◆ WORK TO BE COMPLETED ◆
Pull out all lines from the listing below in which the word "Карпова" appears.
══════════
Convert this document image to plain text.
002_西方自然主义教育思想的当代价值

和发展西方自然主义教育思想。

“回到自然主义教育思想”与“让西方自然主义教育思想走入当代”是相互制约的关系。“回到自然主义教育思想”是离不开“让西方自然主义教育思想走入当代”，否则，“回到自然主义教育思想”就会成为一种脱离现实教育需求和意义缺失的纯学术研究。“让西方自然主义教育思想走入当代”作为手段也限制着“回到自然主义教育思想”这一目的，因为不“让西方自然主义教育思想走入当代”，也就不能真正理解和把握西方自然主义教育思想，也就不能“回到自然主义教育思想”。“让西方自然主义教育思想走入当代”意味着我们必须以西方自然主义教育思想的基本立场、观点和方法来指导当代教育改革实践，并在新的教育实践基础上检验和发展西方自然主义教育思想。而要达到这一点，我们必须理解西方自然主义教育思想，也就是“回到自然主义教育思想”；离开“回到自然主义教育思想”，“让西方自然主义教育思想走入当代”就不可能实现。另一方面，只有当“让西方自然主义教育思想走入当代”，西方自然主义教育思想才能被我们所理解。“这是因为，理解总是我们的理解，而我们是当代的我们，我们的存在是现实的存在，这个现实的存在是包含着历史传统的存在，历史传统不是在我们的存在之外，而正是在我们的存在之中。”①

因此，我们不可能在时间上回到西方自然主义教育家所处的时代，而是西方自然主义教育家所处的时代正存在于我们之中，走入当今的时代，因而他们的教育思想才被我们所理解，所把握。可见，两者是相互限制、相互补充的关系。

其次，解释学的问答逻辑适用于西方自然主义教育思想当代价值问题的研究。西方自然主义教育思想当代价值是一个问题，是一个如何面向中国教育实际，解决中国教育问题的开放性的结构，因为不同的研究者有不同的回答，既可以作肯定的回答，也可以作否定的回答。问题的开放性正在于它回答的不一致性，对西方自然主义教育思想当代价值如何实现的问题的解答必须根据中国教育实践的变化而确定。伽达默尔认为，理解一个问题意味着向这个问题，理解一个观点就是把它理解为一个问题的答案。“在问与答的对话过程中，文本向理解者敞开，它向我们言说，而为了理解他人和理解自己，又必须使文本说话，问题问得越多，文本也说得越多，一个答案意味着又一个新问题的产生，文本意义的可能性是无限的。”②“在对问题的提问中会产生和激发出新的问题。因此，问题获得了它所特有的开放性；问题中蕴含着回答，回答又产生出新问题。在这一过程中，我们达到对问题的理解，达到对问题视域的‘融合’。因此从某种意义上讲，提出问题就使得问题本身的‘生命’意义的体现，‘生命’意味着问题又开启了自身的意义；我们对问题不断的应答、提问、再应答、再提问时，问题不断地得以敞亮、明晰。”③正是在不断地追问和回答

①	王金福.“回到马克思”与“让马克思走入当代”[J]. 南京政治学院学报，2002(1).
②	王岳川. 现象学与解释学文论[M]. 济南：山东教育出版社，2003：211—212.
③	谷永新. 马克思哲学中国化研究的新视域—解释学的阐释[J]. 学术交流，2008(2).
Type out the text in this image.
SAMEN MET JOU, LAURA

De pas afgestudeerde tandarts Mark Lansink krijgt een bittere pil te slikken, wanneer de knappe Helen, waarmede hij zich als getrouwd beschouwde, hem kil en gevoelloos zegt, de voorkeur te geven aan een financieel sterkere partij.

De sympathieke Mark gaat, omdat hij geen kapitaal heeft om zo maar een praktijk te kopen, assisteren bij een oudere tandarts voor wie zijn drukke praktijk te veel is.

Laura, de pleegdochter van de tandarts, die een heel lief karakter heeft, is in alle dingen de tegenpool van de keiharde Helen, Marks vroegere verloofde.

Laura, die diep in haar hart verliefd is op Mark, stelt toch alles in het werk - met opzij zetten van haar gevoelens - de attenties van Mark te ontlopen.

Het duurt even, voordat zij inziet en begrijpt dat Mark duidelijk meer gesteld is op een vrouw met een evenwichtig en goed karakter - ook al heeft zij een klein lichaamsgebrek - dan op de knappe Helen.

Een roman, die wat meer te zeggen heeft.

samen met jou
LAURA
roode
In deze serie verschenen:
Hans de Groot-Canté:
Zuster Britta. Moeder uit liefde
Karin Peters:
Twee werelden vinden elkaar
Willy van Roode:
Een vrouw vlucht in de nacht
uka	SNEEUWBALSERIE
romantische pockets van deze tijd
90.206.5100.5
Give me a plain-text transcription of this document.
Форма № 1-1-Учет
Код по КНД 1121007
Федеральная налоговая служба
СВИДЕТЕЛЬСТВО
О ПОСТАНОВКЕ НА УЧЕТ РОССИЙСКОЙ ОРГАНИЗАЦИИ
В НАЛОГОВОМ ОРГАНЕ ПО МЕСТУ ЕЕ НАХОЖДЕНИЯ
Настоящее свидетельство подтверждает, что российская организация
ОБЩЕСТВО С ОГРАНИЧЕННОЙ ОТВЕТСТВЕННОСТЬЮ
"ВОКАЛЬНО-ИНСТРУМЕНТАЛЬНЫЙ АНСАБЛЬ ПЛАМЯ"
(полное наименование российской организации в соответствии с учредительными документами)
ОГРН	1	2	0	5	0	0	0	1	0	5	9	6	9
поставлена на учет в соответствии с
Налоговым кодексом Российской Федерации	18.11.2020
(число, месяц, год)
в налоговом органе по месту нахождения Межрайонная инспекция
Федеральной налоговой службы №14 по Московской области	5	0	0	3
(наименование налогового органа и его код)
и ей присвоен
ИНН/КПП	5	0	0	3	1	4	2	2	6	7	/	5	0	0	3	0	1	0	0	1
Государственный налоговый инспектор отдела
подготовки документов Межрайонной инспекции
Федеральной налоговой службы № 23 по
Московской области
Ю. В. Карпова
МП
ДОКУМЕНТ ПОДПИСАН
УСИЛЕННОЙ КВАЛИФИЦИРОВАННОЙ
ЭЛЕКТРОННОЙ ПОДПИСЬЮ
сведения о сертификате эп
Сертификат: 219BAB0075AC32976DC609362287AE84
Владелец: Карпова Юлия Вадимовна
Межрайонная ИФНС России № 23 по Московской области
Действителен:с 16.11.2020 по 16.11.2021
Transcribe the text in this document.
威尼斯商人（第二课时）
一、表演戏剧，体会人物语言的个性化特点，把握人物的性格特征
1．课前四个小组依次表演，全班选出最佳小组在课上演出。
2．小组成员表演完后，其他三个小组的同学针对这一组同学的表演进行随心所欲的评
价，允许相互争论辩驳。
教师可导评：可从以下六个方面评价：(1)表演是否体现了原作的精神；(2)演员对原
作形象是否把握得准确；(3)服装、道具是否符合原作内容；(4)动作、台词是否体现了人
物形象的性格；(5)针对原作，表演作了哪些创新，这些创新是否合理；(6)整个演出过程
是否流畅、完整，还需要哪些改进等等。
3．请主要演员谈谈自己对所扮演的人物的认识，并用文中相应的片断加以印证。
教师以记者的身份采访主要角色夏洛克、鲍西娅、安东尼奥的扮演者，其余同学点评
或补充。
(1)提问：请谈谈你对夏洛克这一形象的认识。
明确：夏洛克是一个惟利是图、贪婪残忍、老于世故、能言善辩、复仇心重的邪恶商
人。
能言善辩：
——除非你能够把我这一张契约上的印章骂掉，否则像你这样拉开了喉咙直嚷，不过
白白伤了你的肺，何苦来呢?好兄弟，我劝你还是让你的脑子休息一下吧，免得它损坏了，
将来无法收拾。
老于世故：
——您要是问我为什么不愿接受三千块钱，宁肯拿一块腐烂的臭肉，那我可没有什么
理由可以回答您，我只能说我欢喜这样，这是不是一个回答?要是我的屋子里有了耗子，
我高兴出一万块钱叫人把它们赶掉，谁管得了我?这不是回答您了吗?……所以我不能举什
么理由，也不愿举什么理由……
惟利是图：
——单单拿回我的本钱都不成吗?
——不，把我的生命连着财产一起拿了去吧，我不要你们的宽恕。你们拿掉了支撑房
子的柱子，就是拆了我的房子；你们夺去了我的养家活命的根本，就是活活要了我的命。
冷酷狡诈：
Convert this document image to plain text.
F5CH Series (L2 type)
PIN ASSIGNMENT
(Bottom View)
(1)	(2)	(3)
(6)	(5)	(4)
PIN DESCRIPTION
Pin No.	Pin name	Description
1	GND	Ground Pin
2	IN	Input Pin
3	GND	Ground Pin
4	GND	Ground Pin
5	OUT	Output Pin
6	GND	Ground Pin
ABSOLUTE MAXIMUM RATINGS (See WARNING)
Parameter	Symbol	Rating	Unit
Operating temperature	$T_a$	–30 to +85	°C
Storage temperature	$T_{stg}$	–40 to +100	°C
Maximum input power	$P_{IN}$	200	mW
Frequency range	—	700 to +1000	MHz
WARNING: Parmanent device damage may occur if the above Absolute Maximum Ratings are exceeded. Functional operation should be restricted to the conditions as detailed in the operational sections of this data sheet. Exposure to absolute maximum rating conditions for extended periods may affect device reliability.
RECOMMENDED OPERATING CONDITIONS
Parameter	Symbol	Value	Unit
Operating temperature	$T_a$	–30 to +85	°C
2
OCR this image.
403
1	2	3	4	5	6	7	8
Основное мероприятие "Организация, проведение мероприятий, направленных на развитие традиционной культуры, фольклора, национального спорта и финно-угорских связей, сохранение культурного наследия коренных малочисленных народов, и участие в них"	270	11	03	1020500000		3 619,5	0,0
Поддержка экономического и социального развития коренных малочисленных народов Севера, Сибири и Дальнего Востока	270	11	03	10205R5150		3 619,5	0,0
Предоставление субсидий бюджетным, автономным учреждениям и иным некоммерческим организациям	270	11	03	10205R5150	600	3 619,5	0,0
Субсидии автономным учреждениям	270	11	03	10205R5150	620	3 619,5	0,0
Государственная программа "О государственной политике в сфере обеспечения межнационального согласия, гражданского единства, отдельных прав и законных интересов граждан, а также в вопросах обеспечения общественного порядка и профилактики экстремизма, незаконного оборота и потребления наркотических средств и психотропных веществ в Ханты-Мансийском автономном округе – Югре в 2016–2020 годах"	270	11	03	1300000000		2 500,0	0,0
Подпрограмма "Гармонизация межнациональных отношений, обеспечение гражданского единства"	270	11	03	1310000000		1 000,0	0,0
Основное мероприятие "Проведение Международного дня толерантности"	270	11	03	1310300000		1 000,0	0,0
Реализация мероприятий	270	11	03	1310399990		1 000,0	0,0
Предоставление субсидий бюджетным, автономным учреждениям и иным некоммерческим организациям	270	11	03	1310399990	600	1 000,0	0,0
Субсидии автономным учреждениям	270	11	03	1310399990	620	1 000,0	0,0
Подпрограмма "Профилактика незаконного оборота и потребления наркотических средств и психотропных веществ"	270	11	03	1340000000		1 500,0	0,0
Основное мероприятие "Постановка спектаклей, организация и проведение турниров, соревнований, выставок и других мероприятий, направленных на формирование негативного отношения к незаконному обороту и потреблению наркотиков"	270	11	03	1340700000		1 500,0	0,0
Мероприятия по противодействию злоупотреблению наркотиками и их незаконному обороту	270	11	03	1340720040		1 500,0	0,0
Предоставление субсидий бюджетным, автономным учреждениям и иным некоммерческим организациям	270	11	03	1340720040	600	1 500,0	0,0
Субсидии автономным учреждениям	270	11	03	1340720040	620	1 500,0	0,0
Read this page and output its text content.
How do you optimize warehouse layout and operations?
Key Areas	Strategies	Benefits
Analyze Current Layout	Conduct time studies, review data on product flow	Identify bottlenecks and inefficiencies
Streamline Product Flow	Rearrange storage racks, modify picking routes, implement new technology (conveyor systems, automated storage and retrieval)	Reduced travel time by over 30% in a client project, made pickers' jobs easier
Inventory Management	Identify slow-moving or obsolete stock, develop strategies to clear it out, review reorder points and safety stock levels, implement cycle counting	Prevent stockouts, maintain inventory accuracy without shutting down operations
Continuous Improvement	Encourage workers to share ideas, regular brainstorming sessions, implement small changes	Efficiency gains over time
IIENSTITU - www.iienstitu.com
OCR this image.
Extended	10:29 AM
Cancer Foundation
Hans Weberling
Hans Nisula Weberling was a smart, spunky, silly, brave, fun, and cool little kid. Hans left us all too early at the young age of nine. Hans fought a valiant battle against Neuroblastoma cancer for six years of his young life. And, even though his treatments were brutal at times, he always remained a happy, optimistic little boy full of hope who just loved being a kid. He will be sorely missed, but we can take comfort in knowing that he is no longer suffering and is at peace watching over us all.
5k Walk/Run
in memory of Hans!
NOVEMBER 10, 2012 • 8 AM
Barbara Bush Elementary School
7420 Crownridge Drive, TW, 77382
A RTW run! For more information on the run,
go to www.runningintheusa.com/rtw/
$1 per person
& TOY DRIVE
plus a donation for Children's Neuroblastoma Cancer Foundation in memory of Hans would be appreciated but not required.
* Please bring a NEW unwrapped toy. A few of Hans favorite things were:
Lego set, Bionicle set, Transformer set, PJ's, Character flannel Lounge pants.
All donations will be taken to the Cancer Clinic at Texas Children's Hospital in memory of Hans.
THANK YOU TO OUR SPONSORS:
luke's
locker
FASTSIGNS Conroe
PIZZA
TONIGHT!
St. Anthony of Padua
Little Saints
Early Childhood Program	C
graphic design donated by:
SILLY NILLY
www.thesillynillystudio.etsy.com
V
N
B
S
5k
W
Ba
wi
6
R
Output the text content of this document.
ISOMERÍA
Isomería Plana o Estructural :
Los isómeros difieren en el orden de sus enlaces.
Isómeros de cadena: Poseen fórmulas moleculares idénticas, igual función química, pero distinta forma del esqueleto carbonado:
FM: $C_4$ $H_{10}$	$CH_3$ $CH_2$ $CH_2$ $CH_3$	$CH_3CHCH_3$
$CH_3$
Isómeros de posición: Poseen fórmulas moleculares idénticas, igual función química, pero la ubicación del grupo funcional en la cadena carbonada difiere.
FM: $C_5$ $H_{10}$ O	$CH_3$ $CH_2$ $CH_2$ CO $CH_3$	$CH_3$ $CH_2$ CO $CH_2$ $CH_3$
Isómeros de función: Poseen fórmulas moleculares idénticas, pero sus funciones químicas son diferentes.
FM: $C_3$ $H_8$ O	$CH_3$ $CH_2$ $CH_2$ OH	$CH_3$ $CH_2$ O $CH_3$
══════════
◆ OUTPUT FOR THIS TASK ◆
Ю. В. Карпова
Владелец: Карпова Юлия Вадимовна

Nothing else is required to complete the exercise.